***** DATA LISTING
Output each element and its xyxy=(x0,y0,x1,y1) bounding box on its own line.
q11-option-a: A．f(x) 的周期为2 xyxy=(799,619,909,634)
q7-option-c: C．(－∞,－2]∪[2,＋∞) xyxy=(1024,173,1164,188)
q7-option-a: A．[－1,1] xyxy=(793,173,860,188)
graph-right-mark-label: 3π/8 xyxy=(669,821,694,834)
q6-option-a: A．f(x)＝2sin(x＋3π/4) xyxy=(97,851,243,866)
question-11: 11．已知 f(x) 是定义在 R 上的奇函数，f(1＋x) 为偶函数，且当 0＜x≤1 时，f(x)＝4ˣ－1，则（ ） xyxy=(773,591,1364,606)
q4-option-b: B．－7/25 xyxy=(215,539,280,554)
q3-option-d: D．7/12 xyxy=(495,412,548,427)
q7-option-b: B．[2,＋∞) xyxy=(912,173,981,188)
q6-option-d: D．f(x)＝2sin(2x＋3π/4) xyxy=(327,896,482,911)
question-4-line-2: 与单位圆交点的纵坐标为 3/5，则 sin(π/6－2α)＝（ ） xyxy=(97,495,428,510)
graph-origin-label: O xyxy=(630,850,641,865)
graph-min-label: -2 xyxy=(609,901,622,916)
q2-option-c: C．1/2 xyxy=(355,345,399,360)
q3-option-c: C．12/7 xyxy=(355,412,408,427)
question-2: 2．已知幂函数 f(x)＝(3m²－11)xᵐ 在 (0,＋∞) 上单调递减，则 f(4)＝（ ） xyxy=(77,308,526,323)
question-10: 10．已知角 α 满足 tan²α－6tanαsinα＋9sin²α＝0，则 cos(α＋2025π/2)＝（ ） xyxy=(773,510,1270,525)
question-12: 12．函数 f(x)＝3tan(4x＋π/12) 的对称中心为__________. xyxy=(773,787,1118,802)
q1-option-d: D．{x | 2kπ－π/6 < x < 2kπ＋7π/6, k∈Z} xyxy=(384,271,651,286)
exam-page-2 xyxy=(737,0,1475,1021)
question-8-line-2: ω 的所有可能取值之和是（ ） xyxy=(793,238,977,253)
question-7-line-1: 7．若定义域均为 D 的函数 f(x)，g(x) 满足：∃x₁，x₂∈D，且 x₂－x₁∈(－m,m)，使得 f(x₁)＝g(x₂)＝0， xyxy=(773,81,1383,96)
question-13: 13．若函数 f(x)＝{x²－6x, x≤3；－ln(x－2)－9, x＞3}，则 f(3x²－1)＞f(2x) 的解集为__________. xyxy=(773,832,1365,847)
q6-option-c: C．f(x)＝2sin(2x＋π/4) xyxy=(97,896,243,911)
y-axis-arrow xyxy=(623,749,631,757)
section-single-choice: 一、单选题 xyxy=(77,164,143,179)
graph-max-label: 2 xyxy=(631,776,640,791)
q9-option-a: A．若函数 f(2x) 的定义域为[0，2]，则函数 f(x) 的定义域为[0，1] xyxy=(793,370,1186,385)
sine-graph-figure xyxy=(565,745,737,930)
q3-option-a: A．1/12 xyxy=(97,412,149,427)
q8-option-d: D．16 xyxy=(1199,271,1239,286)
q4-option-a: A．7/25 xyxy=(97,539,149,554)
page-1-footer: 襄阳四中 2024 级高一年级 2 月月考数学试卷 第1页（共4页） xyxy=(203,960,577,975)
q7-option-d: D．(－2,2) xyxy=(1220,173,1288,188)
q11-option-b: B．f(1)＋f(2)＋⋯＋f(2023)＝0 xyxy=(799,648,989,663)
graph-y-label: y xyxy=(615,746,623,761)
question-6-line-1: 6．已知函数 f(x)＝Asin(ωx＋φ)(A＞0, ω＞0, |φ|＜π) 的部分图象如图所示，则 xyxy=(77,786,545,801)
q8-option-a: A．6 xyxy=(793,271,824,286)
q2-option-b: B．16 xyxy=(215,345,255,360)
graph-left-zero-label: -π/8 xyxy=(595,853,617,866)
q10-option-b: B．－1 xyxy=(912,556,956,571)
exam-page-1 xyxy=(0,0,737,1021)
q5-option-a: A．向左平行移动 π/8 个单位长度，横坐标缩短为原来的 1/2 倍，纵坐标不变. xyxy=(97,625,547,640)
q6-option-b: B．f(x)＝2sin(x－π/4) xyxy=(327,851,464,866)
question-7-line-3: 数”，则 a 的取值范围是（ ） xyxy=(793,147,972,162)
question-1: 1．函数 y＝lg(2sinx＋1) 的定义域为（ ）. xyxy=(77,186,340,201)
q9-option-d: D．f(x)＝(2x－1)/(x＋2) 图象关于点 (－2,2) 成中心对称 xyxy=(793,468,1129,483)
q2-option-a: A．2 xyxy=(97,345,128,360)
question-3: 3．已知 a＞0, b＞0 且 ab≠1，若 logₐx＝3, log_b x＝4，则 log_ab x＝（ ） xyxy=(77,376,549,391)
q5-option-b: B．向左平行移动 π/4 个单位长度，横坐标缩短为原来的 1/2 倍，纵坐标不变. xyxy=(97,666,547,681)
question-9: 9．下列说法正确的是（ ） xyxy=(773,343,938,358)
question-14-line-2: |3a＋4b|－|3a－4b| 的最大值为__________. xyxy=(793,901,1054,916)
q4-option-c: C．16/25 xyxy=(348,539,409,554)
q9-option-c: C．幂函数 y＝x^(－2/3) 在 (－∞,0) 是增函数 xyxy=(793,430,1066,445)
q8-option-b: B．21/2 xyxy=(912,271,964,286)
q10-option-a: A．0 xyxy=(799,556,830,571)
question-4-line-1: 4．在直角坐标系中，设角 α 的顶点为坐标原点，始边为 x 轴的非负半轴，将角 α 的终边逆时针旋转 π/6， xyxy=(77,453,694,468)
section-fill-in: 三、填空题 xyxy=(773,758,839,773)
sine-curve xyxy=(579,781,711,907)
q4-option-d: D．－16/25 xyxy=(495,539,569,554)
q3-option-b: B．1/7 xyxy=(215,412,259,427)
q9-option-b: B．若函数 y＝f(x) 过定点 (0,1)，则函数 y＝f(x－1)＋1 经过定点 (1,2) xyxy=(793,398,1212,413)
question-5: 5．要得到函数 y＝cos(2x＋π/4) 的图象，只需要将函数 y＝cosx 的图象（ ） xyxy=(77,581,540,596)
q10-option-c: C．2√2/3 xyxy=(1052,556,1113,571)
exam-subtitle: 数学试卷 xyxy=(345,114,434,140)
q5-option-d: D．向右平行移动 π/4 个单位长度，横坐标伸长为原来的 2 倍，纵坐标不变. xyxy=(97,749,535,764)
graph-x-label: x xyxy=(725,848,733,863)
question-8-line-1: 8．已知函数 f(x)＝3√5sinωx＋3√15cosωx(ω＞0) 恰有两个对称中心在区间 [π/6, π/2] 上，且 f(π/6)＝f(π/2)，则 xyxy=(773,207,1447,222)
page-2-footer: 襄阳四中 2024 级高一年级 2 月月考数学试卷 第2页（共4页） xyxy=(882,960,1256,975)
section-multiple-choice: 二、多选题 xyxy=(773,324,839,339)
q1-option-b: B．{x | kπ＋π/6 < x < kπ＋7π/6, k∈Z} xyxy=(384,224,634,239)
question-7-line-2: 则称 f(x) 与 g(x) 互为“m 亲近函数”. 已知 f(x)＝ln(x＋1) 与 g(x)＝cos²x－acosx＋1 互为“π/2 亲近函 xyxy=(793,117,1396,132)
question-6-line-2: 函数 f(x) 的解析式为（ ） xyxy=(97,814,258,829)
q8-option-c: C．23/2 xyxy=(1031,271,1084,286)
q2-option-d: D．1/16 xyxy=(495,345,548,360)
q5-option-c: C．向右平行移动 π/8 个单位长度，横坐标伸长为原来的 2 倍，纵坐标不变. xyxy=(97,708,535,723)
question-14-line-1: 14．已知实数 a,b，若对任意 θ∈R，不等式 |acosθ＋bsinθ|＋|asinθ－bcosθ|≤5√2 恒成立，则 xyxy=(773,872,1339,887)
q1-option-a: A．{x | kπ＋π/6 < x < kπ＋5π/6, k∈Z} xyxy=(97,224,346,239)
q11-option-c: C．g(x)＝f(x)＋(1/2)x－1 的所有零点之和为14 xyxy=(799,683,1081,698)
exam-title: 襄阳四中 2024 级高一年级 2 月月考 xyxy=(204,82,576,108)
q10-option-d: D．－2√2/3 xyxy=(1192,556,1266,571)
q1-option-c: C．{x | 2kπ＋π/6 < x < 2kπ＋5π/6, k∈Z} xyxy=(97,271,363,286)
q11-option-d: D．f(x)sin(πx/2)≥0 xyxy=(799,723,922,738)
**********
SHORT TASK:
Take the records starting with the first line and going on through the line containing "question-6-line-1: 6．已知函数 f(x)＝Asin(ωx＋φ)(A＞0, ω＞0, |φ|＜π)", and change every "option" to "opt". Give those lines again with nothing else altered.

TASK SOLUTION:
Output each element and its xyxy=(x0,y0,x1,y1) bounding box on its own line.
q11-opt-a: A．f(x) 的周期为2 xyxy=(799,619,909,634)
q7-opt-c: C．(－∞,－2]∪[2,＋∞) xyxy=(1024,173,1164,188)
q7-opt-a: A．[－1,1] xyxy=(793,173,860,188)
graph-right-mark-label: 3π/8 xyxy=(669,821,694,834)
q6-opt-a: A．f(x)＝2sin(x＋3π/4) xyxy=(97,851,243,866)
question-11: 11．已知 f(x) 是定义在 R 上的奇函数，f(1＋x) 为偶函数，且当 0＜x≤1 时，f(x)＝4ˣ－1，则（ ） xyxy=(773,591,1364,606)
q4-opt-b: B．－7/25 xyxy=(215,539,280,554)
q3-opt-d: D．7/12 xyxy=(495,412,548,427)
q7-opt-b: B．[2,＋∞) xyxy=(912,173,981,188)
q6-opt-d: D．f(x)＝2sin(2x＋3π/4) xyxy=(327,896,482,911)
question-4-line-2: 与单位圆交点的纵坐标为 3/5，则 sin(π/6－2α)＝（ ） xyxy=(97,495,428,510)
graph-origin-label: O xyxy=(630,850,641,865)
graph-min-label: -2 xyxy=(609,901,622,916)
q2-opt-c: C．1/2 xyxy=(355,345,399,360)
q3-opt-c: C．12/7 xyxy=(355,412,408,427)
question-2: 2．已知幂函数 f(x)＝(3m²－11)xᵐ 在 (0,＋∞) 上单调递减，则 f(4)＝（ ） xyxy=(77,308,526,323)
question-10: 10．已知角 α 满足 tan²α－6tanαsinα＋9sin²α＝0，则 cos(α＋2025π/2)＝（ ） xyxy=(773,510,1270,525)
question-12: 12．函数 f(x)＝3tan(4x＋π/12) 的对称中心为__________. xyxy=(773,787,1118,802)
q1-opt-d: D．{x | 2kπ－π/6 < x < 2kπ＋7π/6, k∈Z} xyxy=(384,271,651,286)
exam-page-2 xyxy=(737,0,1475,1021)
question-8-line-2: ω 的所有可能取值之和是（ ） xyxy=(793,238,977,253)
question-7-line-1: 7．若定义域均为 D 的函数 f(x)，g(x) 满足：∃x₁，x₂∈D，且 x₂－x₁∈(－m,m)，使得 f(x₁)＝g(x₂)＝0， xyxy=(773,81,1383,96)
question-13: 13．若函数 f(x)＝{x²－6x, x≤3；－ln(x－2)－9, x＞3}，则 f(3x²－1)＞f(2x) 的解集为__________. xyxy=(773,832,1365,847)
q6-opt-c: C．f(x)＝2sin(2x＋π/4) xyxy=(97,896,243,911)
y-axis-arrow xyxy=(623,749,631,757)
section-single-choice: 一、单选题 xyxy=(77,164,143,179)
graph-max-label: 2 xyxy=(631,776,640,791)
q9-opt-a: A．若函数 f(2x) 的定义域为[0，2]，则函数 f(x) 的定义域为[0，1] xyxy=(793,370,1186,385)
sine-graph-figure xyxy=(565,745,737,930)
q3-opt-a: A．1/12 xyxy=(97,412,149,427)
q8-opt-d: D．16 xyxy=(1199,271,1239,286)
q4-opt-a: A．7/25 xyxy=(97,539,149,554)
page-1-footer: 襄阳四中 2024 级高一年级 2 月月考数学试卷 第1页（共4页） xyxy=(203,960,577,975)
q7-opt-d: D．(－2,2) xyxy=(1220,173,1288,188)
q11-opt-b: B．f(1)＋f(2)＋⋯＋f(2023)＝0 xyxy=(799,648,989,663)
graph-y-label: y xyxy=(615,746,623,761)
question-6-line-1: 6．已知函数 f(x)＝Asin(ωx＋φ)(A＞0, ω＞0, |φ|＜π) 的部分图象如图所示，则 xyxy=(77,786,545,801)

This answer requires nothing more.